▶ SUPPLIED DATA
<<<<
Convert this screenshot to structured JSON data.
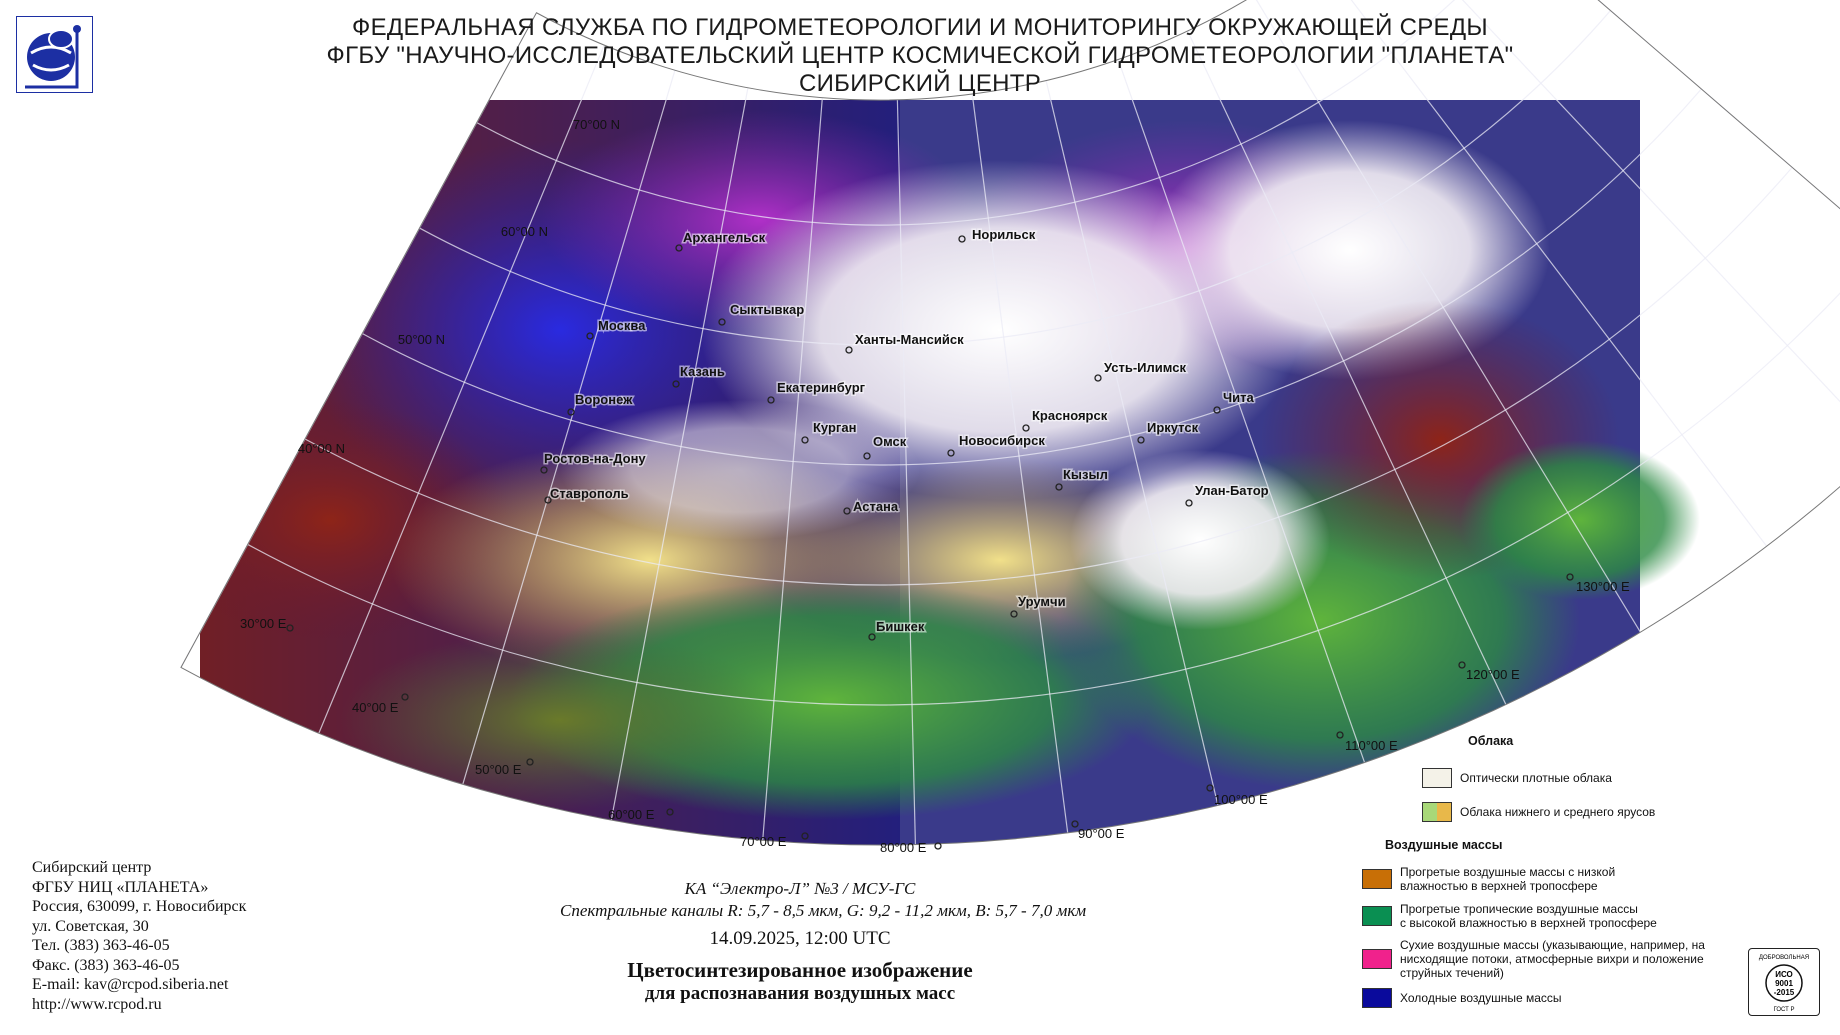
{
  "header": {
    "line1": "ФЕДЕРАЛЬНАЯ СЛУЖБА ПО ГИДРОМЕТЕОРОЛОГИИ И МОНИТОРИНГУ ОКРУЖАЮЩЕЙ СРЕДЫ",
    "line2": "ФГБУ \"НАУЧНО-ИССЛЕДОВАТЕЛЬСКИЙ ЦЕНТР КОСМИЧЕСКОЙ ГИДРОМЕТЕОРОЛОГИИ \"ПЛАНЕТА\"",
    "line3": "СИБИРСКИЙ ЦЕНТР"
  },
  "map": {
    "latitude_labels": [
      "70°00 N",
      "60°00 N",
      "50°00 N",
      "40°00 N"
    ],
    "longitude_labels": [
      "30°00 E",
      "40°00 E",
      "50°00 E",
      "60°00 E",
      "70°00 E",
      "80°00 E",
      "90°00 E",
      "100°00 E",
      "110°00 E",
      "120°00 E",
      "130°00 E"
    ],
    "cities": [
      "Архангельск",
      "Норильск",
      "Сыктывкар",
      "Москва",
      "Ханты-Мансийск",
      "Казань",
      "Усть-Илимск",
      "Воронеж",
      "Екатеринбург",
      "Красноярск",
      "Чита",
      "Курган",
      "Омск",
      "Новосибирск",
      "Иркутск",
      "Ростов-на-Дону",
      "Кызыл",
      "Ставрополь",
      "Астана",
      "Улан-Батор",
      "Урумчи",
      "Бишкек"
    ]
  },
  "contact": {
    "lines": [
      "Сибирский центр",
      "ФГБУ НИЦ «ПЛАНЕТА»",
      "Россия, 630099, г. Новосибирск",
      "ул. Советская, 30",
      "Тел. (383) 363-46-05",
      "Факс. (383) 363-46-05",
      "E-mail: kav@rcpod.siberia.net",
      "http://www.rcpod.ru"
    ]
  },
  "caption": {
    "satellite": "КА “Электро-Л” №3 / МСУ-ГС",
    "channels": "Спектральные каналы R: 5,7 - 8,5 мкм, G: 9,2 - 11,2 мкм, B: 5,7 - 7,0 мкм",
    "datetime": "14.09.2025, 12:00 UTC",
    "title_line1": "Цветосинтезированное изображение",
    "title_line2": "для распознавания воздушных масс"
  },
  "legend": {
    "clouds_heading": "Облака",
    "dense_clouds": "Оптически плотные облака",
    "low_mid_clouds": "Облака нижнего и среднего ярусов",
    "air_masses_heading": "Воздушные массы",
    "warm_low_humidity": [
      "Прогретые воздушные массы с низкой",
      "влажностью в верхней тропосфере"
    ],
    "tropical_high_humidity": [
      "Прогретые тропичеcкие воздушные массы",
      "с высокой влажностью в верхней тропосфере"
    ],
    "dry_air": [
      "Сухие воздушные массы (указывающие, например, на",
      "нисходящие потоки, атмосферные вихри и положение",
      "струйных течений)"
    ],
    "cold_air": "Холодные воздушные массы",
    "colors": {
      "dense_clouds": "#f4f2e8",
      "low_mid_a": "#a8d878",
      "low_mid_b": "#e8b84a",
      "warm": "#c86f06",
      "tropical": "#0a8f52",
      "dry": "#f0228c",
      "cold": "#0a0a9c"
    }
  },
  "iso_badge": {
    "top": "ДОБРОВОЛЬНАЯ",
    "line1": "ИСО",
    "line2": "9001",
    "line3": "-2015",
    "bottom": "ГОСТ Р"
  }
}
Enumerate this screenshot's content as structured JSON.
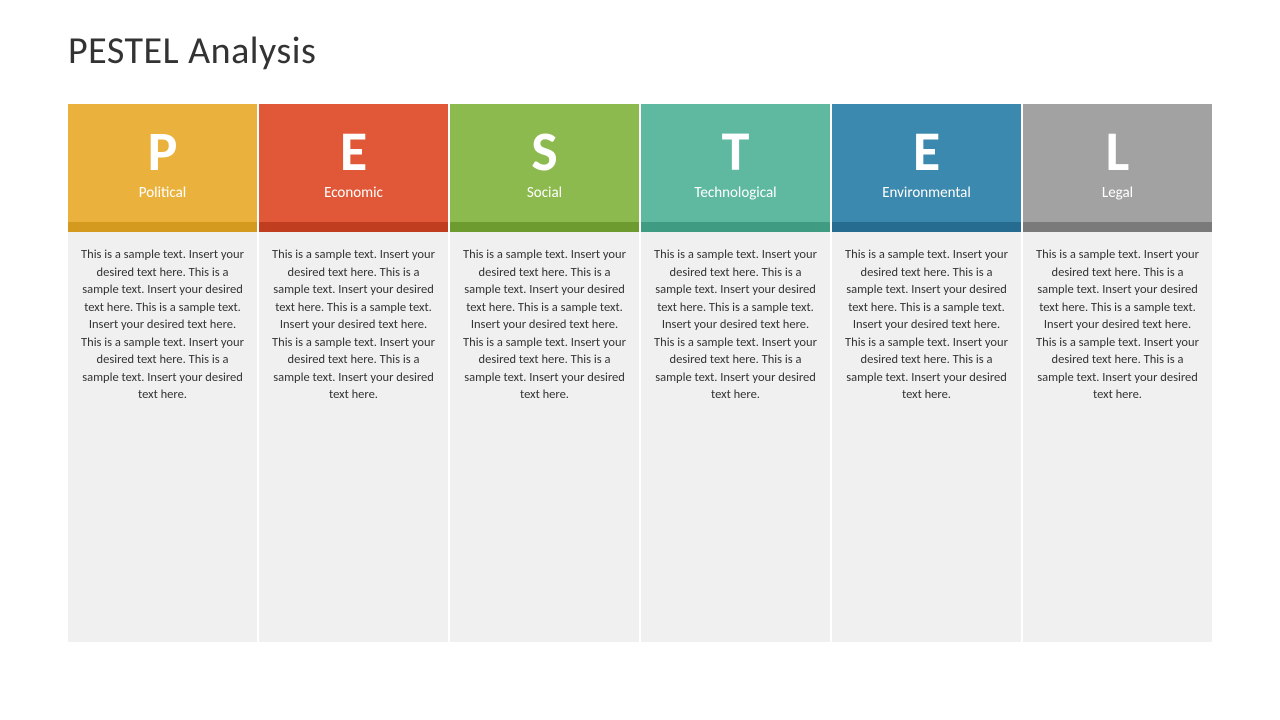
{
  "title": "PESTEL Analysis",
  "body_background": "#f0f0f0",
  "body_text_color": "#333333",
  "columns": [
    {
      "letter": "P",
      "label": "Political",
      "header_color": "#eab23d",
      "accent_color": "#d49a20",
      "body": "This is a sample text. Insert your desired text here. This is a sample text. Insert your desired text here. This is a sample text. Insert your desired text here. This is a sample text. Insert your desired text here. This is a sample text. Insert your desired text here."
    },
    {
      "letter": "E",
      "label": "Economic",
      "header_color": "#e15838",
      "accent_color": "#c13d1f",
      "body": "This is a sample text. Insert your desired text here. This is a sample text. Insert your desired text here. This is a sample text. Insert your desired text here. This is a sample text. Insert your desired text here. This is a sample text. Insert your desired text here."
    },
    {
      "letter": "S",
      "label": "Social",
      "header_color": "#8cba4e",
      "accent_color": "#6d9b2f",
      "body": "This is a sample text. Insert your desired text here. This is a sample text. Insert your desired text here. This is a sample text. Insert your desired text here. This is a sample text. Insert your desired text here. This is a sample text. Insert your desired text here."
    },
    {
      "letter": "T",
      "label": "Technological",
      "header_color": "#5eb9a0",
      "accent_color": "#3f9c82",
      "body": "This is a sample text. Insert your desired text here. This is a sample text. Insert your desired text here. This is a sample text. Insert your desired text here. This is a sample text. Insert your desired text here. This is a sample text. Insert your desired text here."
    },
    {
      "letter": "E",
      "label": "Environmental",
      "header_color": "#3b89ae",
      "accent_color": "#256c90",
      "body": "This is a sample text. Insert your desired text here. This is a sample text. Insert your desired text here. This is a sample text. Insert your desired text here. This is a sample text. Insert your desired text here. This is a sample text. Insert your desired text here."
    },
    {
      "letter": "L",
      "label": "Legal",
      "header_color": "#a2a2a2",
      "accent_color": "#7a7a7a",
      "body": "This is a sample text. Insert your desired text here. This is a sample text. Insert your desired text here. This is a sample text. Insert your desired text here. This is a sample text. Insert your desired text here. This is a sample text. Insert your desired text here."
    }
  ]
}
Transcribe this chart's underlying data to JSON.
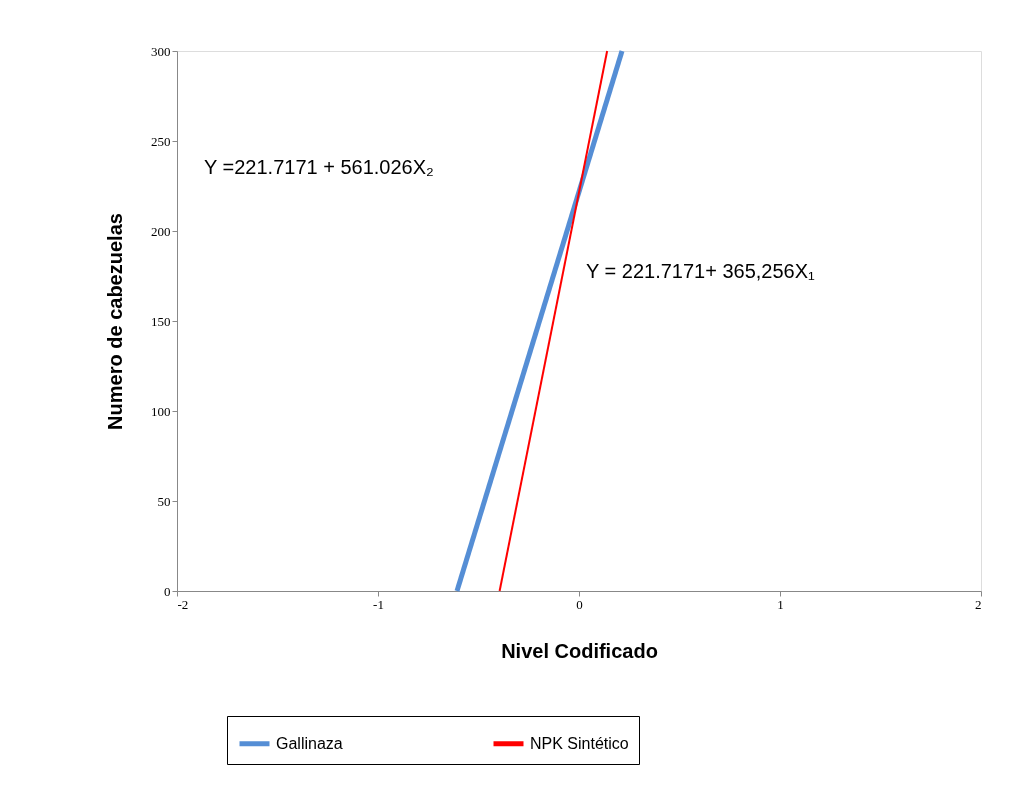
{
  "chart_data": {
    "type": "line",
    "xlabel": "Nivel Codificado",
    "ylabel": "Numero de cabezuelas",
    "xlim": [
      -2,
      2
    ],
    "xticks": [
      {
        "value": -2,
        "label": "-2"
      },
      {
        "value": -1,
        "label": "-1"
      },
      {
        "value": 0,
        "label": "0"
      },
      {
        "value": 1,
        "label": "1"
      },
      {
        "value": 2,
        "label": "2"
      }
    ],
    "ylim": [
      0,
      300
    ],
    "yticks": [
      0,
      50,
      100,
      150,
      200,
      250,
      300
    ],
    "series": [
      {
        "name": "Gallinaza",
        "color": "#558ed5",
        "x": [
          -0.607,
          0.214
        ],
        "values": [
          0,
          300
        ]
      },
      {
        "name": "NPK Sintético",
        "color": "#ff0000",
        "x": [
          -0.395,
          0.14
        ],
        "values": [
          0,
          300
        ]
      }
    ],
    "annotations": [
      "Y =221.7171 + 561.026X₂",
      "Y = 221.7171+ 365,256X₁"
    ],
    "legend": "bottom",
    "grid": false,
    "marker": "none",
    "line_style": "solid"
  }
}
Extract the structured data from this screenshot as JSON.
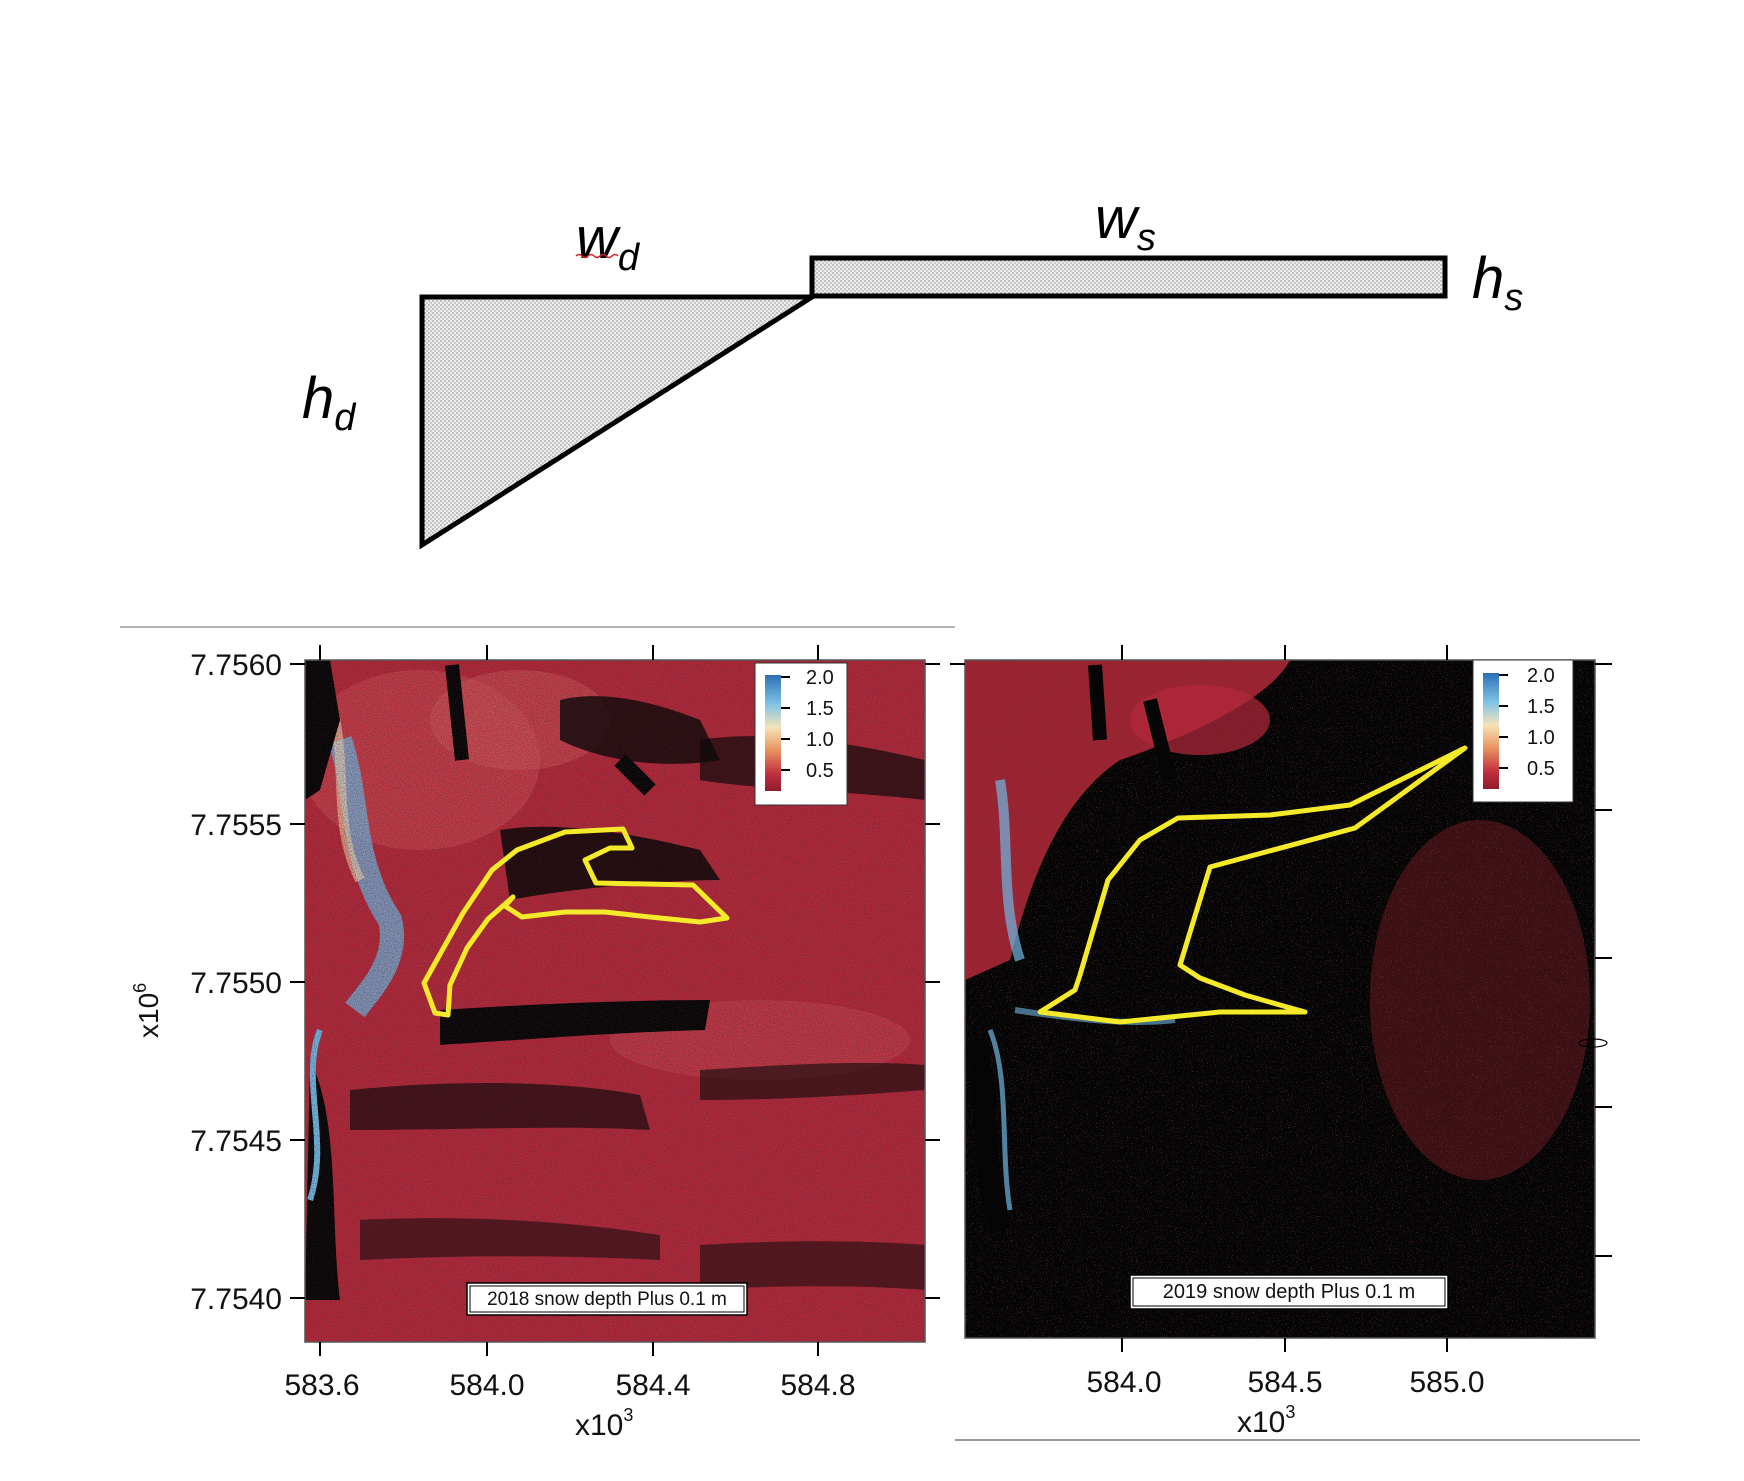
>>>>
▶ OBJECTIVE
Identify the lines of the data that contain the word "массы". Copy each of them.

▶ OUTPUT OF THE TASK
    "air_masses_heading": "Воздушные массы",
      "Прогретые воздушные массы с низкой",
      "Прогретые тропичеcкие воздушные массы",
      "Сухие воздушные массы (указывающие, например, на",
    "cold_air": "Холодные воздушные массы",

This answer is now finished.